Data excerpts
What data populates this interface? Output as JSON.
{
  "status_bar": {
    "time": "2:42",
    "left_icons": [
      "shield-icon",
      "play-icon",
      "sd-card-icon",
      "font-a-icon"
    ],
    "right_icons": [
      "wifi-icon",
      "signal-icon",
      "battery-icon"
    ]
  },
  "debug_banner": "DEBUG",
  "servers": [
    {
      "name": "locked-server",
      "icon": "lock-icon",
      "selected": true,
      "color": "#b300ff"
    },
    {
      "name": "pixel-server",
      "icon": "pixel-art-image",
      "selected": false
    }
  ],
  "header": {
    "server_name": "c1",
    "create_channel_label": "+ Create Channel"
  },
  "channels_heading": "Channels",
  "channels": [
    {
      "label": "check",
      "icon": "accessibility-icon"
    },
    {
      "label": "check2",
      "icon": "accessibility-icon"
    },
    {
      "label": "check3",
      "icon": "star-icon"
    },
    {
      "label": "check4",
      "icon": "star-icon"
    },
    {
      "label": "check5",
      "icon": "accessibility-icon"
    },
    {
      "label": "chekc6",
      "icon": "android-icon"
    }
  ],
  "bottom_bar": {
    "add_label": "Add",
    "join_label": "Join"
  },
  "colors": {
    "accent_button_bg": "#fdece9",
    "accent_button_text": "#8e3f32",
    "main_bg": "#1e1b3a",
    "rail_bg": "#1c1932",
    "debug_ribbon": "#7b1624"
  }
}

WHAT YOU ARE ASKED TO DO: Repeat all the entries word for word.

ANSWER TO THE PROBLEM:
What data populates this interface? Output as JSON.
{
  "status_bar": {
    "time": "2:42",
    "left_icons": [
      "shield-icon",
      "play-icon",
      "sd-card-icon",
      "font-a-icon"
    ],
    "right_icons": [
      "wifi-icon",
      "signal-icon",
      "battery-icon"
    ]
  },
  "debug_banner": "DEBUG",
  "servers": [
    {
      "name": "locked-server",
      "icon": "lock-icon",
      "selected": true,
      "color": "#b300ff"
    },
    {
      "name": "pixel-server",
      "icon": "pixel-art-image",
      "selected": false
    }
  ],
  "header": {
    "server_name": "c1",
    "create_channel_label": "+ Create Channel"
  },
  "channels_heading": "Channels",
  "channels": [
    {
      "label": "check",
      "icon": "accessibility-icon"
    },
    {
      "label": "check2",
      "icon": "accessibility-icon"
    },
    {
      "label": "check3",
      "icon": "star-icon"
    },
    {
      "label": "check4",
      "icon": "star-icon"
    },
    {
      "label": "check5",
      "icon": "accessibility-icon"
    },
    {
      "label": "chekc6",
      "icon": "android-icon"
    }
  ],
  "bottom_bar": {
    "add_label": "Add",
    "join_label": "Join"
  },
  "colors": {
    "accent_button_bg": "#fdece9",
    "accent_button_text": "#8e3f32",
    "main_bg": "#1e1b3a",
    "rail_bg": "#1c1932",
    "debug_ribbon": "#7b1624"
  }
}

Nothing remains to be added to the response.